▶ **GIVEN REQUEST**:
Write out the listing below again, precisely as it is given.

▶ **INPUT MATERIAL**:
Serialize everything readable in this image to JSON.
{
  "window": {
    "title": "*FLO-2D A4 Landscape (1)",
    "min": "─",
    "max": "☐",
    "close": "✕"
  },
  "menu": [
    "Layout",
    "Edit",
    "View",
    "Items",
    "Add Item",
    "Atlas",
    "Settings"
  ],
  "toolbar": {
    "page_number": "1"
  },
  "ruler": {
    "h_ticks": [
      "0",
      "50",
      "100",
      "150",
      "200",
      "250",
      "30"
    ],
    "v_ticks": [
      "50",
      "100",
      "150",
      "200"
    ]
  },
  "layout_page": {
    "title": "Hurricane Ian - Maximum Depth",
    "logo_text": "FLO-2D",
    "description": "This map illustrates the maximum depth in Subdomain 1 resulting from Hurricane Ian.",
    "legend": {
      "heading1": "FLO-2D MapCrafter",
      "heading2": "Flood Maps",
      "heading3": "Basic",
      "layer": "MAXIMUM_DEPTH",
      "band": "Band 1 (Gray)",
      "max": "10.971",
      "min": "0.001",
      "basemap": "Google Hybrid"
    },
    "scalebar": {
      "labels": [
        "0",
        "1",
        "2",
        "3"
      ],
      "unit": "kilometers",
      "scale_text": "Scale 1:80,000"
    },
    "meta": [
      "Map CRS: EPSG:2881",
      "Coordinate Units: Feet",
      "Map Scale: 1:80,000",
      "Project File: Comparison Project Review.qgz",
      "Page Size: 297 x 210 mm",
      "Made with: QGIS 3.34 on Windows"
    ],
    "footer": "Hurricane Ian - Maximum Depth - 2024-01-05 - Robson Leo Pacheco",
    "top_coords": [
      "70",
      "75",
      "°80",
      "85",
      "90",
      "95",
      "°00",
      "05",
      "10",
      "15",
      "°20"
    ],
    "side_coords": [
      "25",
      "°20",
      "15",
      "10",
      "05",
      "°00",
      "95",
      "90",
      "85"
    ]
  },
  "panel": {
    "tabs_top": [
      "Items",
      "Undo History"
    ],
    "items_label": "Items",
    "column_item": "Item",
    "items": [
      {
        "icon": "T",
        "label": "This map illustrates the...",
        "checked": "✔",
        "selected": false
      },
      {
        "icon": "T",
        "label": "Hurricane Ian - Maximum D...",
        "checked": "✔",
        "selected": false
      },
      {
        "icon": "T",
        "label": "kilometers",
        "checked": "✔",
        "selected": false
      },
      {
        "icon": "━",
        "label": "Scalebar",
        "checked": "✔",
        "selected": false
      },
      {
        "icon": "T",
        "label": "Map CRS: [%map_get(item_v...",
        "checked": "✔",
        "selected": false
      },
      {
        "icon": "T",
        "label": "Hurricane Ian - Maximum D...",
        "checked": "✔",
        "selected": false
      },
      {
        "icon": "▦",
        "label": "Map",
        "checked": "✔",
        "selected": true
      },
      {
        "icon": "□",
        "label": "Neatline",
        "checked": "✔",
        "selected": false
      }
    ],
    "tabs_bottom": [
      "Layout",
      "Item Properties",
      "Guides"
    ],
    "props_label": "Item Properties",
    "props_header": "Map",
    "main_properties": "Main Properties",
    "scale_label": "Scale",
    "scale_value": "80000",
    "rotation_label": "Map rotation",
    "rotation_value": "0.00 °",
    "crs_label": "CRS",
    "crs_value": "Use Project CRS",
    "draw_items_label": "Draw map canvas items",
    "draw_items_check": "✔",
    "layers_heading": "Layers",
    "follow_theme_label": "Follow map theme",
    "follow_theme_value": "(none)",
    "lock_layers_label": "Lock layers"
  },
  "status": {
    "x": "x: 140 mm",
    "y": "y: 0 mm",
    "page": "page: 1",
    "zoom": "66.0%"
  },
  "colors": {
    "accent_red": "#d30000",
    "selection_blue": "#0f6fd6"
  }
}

▶ **FULL OUTPUT**:
Serialize everything readable in this image to JSON.
{
  "window": {
    "title": "*FLO-2D A4 Landscape (1)",
    "min": "─",
    "max": "☐",
    "close": "✕"
  },
  "menu": [
    "Layout",
    "Edit",
    "View",
    "Items",
    "Add Item",
    "Atlas",
    "Settings"
  ],
  "toolbar": {
    "page_number": "1"
  },
  "ruler": {
    "h_ticks": [
      "0",
      "50",
      "100",
      "150",
      "200",
      "250",
      "30"
    ],
    "v_ticks": [
      "50",
      "100",
      "150",
      "200"
    ]
  },
  "layout_page": {
    "title": "Hurricane Ian - Maximum Depth",
    "logo_text": "FLO-2D",
    "description": "This map illustrates the maximum depth in Subdomain 1 resulting from Hurricane Ian.",
    "legend": {
      "heading1": "FLO-2D MapCrafter",
      "heading2": "Flood Maps",
      "heading3": "Basic",
      "layer": "MAXIMUM_DEPTH",
      "band": "Band 1 (Gray)",
      "max": "10.971",
      "min": "0.001",
      "basemap": "Google Hybrid"
    },
    "scalebar": {
      "labels": [
        "0",
        "1",
        "2",
        "3"
      ],
      "unit": "kilometers",
      "scale_text": "Scale 1:80,000"
    },
    "meta": [
      "Map CRS: EPSG:2881",
      "Coordinate Units: Feet",
      "Map Scale: 1:80,000",
      "Project File: Comparison Project Review.qgz",
      "Page Size: 297 x 210 mm",
      "Made with: QGIS 3.34 on Windows"
    ],
    "footer": "Hurricane Ian - Maximum Depth - 2024-01-05 - Robson Leo Pacheco",
    "top_coords": [
      "70",
      "75",
      "°80",
      "85",
      "90",
      "95",
      "°00",
      "05",
      "10",
      "15",
      "°20"
    ],
    "side_coords": [
      "25",
      "°20",
      "15",
      "10",
      "05",
      "°00",
      "95",
      "90",
      "85"
    ]
  },
  "panel": {
    "tabs_top": [
      "Items",
      "Undo History"
    ],
    "items_label": "Items",
    "column_item": "Item",
    "items": [
      {
        "icon": "T",
        "label": "This map illustrates the...",
        "checked": "✔",
        "selected": false
      },
      {
        "icon": "T",
        "label": "Hurricane Ian - Maximum D...",
        "checked": "✔",
        "selected": false
      },
      {
        "icon": "T",
        "label": "kilometers",
        "checked": "✔",
        "selected": false
      },
      {
        "icon": "━",
        "label": "Scalebar",
        "checked": "✔",
        "selected": false
      },
      {
        "icon": "T",
        "label": "Map CRS: [%map_get(item_v...",
        "checked": "✔",
        "selected": false
      },
      {
        "icon": "T",
        "label": "Hurricane Ian - Maximum D...",
        "checked": "✔",
        "selected": false
      },
      {
        "icon": "▦",
        "label": "Map",
        "checked": "✔",
        "selected": true
      },
      {
        "icon": "□",
        "label": "Neatline",
        "checked": "✔",
        "selected": false
      }
    ],
    "tabs_bottom": [
      "Layout",
      "Item Properties",
      "Guides"
    ],
    "props_label": "Item Properties",
    "props_header": "Map",
    "main_properties": "Main Properties",
    "scale_label": "Scale",
    "scale_value": "80000",
    "rotation_label": "Map rotation",
    "rotation_value": "0.00 °",
    "crs_label": "CRS",
    "crs_value": "Use Project CRS",
    "draw_items_label": "Draw map canvas items",
    "draw_items_check": "✔",
    "layers_heading": "Layers",
    "follow_theme_label": "Follow map theme",
    "follow_theme_value": "(none)",
    "lock_layers_label": "Lock layers"
  },
  "status": {
    "x": "x: 140 mm",
    "y": "y: 0 mm",
    "page": "page: 1",
    "zoom": "66.0%"
  },
  "colors": {
    "accent_red": "#d30000",
    "selection_blue": "#0f6fd6"
  }
}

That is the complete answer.